— start —

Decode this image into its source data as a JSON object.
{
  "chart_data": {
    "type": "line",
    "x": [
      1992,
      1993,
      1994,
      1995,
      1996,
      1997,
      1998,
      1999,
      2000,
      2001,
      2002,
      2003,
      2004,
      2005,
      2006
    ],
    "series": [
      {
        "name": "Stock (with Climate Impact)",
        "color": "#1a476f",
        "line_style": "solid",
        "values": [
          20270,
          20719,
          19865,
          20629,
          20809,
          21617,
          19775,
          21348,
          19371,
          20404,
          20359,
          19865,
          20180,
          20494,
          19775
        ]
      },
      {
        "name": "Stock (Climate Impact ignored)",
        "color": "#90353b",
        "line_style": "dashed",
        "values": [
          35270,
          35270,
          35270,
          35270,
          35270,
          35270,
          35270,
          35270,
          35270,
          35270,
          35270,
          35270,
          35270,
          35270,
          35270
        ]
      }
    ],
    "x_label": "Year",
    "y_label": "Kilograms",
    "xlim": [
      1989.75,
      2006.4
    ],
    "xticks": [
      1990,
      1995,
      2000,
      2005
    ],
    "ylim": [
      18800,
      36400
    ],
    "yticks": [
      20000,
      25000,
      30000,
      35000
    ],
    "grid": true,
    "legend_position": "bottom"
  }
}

— end —

▸ **EXERCISE DESCRIPTION**
Repeat back the data above, exact to the last character.

▸ **RESPONSE TO THE TASK**
Decode this image into its source data as a JSON object.
{
  "chart_data": {
    "type": "line",
    "x": [
      1992,
      1993,
      1994,
      1995,
      1996,
      1997,
      1998,
      1999,
      2000,
      2001,
      2002,
      2003,
      2004,
      2005,
      2006
    ],
    "series": [
      {
        "name": "Stock (with Climate Impact)",
        "color": "#1a476f",
        "line_style": "solid",
        "values": [
          20270,
          20719,
          19865,
          20629,
          20809,
          21617,
          19775,
          21348,
          19371,
          20404,
          20359,
          19865,
          20180,
          20494,
          19775
        ]
      },
      {
        "name": "Stock (Climate Impact ignored)",
        "color": "#90353b",
        "line_style": "dashed",
        "values": [
          35270,
          35270,
          35270,
          35270,
          35270,
          35270,
          35270,
          35270,
          35270,
          35270,
          35270,
          35270,
          35270,
          35270,
          35270
        ]
      }
    ],
    "x_label": "Year",
    "y_label": "Kilograms",
    "xlim": [
      1989.75,
      2006.4
    ],
    "xticks": [
      1990,
      1995,
      2000,
      2005
    ],
    "ylim": [
      18800,
      36400
    ],
    "yticks": [
      20000,
      25000,
      30000,
      35000
    ],
    "grid": true,
    "legend_position": "bottom"
  }
}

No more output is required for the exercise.